EXERCISE BRIEF:
Every line of the material that follows must be printed again exactly.

..............................

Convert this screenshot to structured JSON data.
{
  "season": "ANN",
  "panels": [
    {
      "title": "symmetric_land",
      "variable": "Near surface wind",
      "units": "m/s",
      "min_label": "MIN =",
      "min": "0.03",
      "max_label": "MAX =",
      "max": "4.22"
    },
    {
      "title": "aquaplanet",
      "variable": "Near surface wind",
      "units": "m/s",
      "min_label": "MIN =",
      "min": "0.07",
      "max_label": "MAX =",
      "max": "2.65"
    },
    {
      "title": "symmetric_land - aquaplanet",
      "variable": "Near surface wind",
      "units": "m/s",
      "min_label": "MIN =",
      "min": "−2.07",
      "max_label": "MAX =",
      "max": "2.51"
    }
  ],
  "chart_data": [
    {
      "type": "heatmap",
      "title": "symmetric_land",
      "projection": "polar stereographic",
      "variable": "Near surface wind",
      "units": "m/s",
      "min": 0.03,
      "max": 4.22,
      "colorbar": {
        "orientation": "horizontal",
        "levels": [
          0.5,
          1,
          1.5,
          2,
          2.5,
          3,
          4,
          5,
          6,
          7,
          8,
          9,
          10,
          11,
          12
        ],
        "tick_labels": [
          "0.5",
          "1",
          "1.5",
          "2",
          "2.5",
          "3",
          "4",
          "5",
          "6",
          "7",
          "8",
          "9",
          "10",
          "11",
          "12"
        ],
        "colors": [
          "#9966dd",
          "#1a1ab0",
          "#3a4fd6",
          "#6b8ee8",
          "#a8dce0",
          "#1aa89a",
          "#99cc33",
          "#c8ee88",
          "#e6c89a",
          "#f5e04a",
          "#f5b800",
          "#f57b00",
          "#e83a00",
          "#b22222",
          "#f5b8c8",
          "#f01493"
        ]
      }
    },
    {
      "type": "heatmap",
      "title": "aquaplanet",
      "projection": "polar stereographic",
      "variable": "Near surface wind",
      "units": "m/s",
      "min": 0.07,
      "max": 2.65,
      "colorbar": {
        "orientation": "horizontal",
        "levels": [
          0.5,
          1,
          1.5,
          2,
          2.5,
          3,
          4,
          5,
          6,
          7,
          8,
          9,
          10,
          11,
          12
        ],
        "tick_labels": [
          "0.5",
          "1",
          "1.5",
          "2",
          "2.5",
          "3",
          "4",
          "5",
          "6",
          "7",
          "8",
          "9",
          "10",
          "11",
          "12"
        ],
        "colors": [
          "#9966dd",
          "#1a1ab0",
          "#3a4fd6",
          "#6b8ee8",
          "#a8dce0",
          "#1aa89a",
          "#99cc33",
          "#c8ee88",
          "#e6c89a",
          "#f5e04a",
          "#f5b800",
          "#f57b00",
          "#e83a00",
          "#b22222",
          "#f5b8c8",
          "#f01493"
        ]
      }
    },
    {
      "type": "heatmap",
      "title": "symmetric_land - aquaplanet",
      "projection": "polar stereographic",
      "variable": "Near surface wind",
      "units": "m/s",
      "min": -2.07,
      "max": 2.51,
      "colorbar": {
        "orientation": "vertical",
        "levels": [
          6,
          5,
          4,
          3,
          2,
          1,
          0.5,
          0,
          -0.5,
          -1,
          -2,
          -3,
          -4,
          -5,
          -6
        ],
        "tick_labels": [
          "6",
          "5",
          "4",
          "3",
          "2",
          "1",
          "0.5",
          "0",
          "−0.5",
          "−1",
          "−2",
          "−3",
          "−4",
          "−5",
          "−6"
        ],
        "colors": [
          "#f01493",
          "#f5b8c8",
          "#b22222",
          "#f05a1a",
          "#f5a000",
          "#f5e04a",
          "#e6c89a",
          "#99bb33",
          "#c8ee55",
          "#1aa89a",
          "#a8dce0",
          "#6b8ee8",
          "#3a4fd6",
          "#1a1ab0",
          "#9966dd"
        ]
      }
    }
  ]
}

..............................

COMPLETE ANSWER:
Convert this screenshot to structured JSON data.
{
  "season": "ANN",
  "panels": [
    {
      "title": "symmetric_land",
      "variable": "Near surface wind",
      "units": "m/s",
      "min_label": "MIN =",
      "min": "0.03",
      "max_label": "MAX =",
      "max": "4.22"
    },
    {
      "title": "aquaplanet",
      "variable": "Near surface wind",
      "units": "m/s",
      "min_label": "MIN =",
      "min": "0.07",
      "max_label": "MAX =",
      "max": "2.65"
    },
    {
      "title": "symmetric_land - aquaplanet",
      "variable": "Near surface wind",
      "units": "m/s",
      "min_label": "MIN =",
      "min": "−2.07",
      "max_label": "MAX =",
      "max": "2.51"
    }
  ],
  "chart_data": [
    {
      "type": "heatmap",
      "title": "symmetric_land",
      "projection": "polar stereographic",
      "variable": "Near surface wind",
      "units": "m/s",
      "min": 0.03,
      "max": 4.22,
      "colorbar": {
        "orientation": "horizontal",
        "levels": [
          0.5,
          1,
          1.5,
          2,
          2.5,
          3,
          4,
          5,
          6,
          7,
          8,
          9,
          10,
          11,
          12
        ],
        "tick_labels": [
          "0.5",
          "1",
          "1.5",
          "2",
          "2.5",
          "3",
          "4",
          "5",
          "6",
          "7",
          "8",
          "9",
          "10",
          "11",
          "12"
        ],
        "colors": [
          "#9966dd",
          "#1a1ab0",
          "#3a4fd6",
          "#6b8ee8",
          "#a8dce0",
          "#1aa89a",
          "#99cc33",
          "#c8ee88",
          "#e6c89a",
          "#f5e04a",
          "#f5b800",
          "#f57b00",
          "#e83a00",
          "#b22222",
          "#f5b8c8",
          "#f01493"
        ]
      }
    },
    {
      "type": "heatmap",
      "title": "aquaplanet",
      "projection": "polar stereographic",
      "variable": "Near surface wind",
      "units": "m/s",
      "min": 0.07,
      "max": 2.65,
      "colorbar": {
        "orientation": "horizontal",
        "levels": [
          0.5,
          1,
          1.5,
          2,
          2.5,
          3,
          4,
          5,
          6,
          7,
          8,
          9,
          10,
          11,
          12
        ],
        "tick_labels": [
          "0.5",
          "1",
          "1.5",
          "2",
          "2.5",
          "3",
          "4",
          "5",
          "6",
          "7",
          "8",
          "9",
          "10",
          "11",
          "12"
        ],
        "colors": [
          "#9966dd",
          "#1a1ab0",
          "#3a4fd6",
          "#6b8ee8",
          "#a8dce0",
          "#1aa89a",
          "#99cc33",
          "#c8ee88",
          "#e6c89a",
          "#f5e04a",
          "#f5b800",
          "#f57b00",
          "#e83a00",
          "#b22222",
          "#f5b8c8",
          "#f01493"
        ]
      }
    },
    {
      "type": "heatmap",
      "title": "symmetric_land - aquaplanet",
      "projection": "polar stereographic",
      "variable": "Near surface wind",
      "units": "m/s",
      "min": -2.07,
      "max": 2.51,
      "colorbar": {
        "orientation": "vertical",
        "levels": [
          6,
          5,
          4,
          3,
          2,
          1,
          0.5,
          0,
          -0.5,
          -1,
          -2,
          -3,
          -4,
          -5,
          -6
        ],
        "tick_labels": [
          "6",
          "5",
          "4",
          "3",
          "2",
          "1",
          "0.5",
          "0",
          "−0.5",
          "−1",
          "−2",
          "−3",
          "−4",
          "−5",
          "−6"
        ],
        "colors": [
          "#f01493",
          "#f5b8c8",
          "#b22222",
          "#f05a1a",
          "#f5a000",
          "#f5e04a",
          "#e6c89a",
          "#99bb33",
          "#c8ee55",
          "#1aa89a",
          "#a8dce0",
          "#6b8ee8",
          "#3a4fd6",
          "#1a1ab0",
          "#9966dd"
        ]
      }
    }
  ]
}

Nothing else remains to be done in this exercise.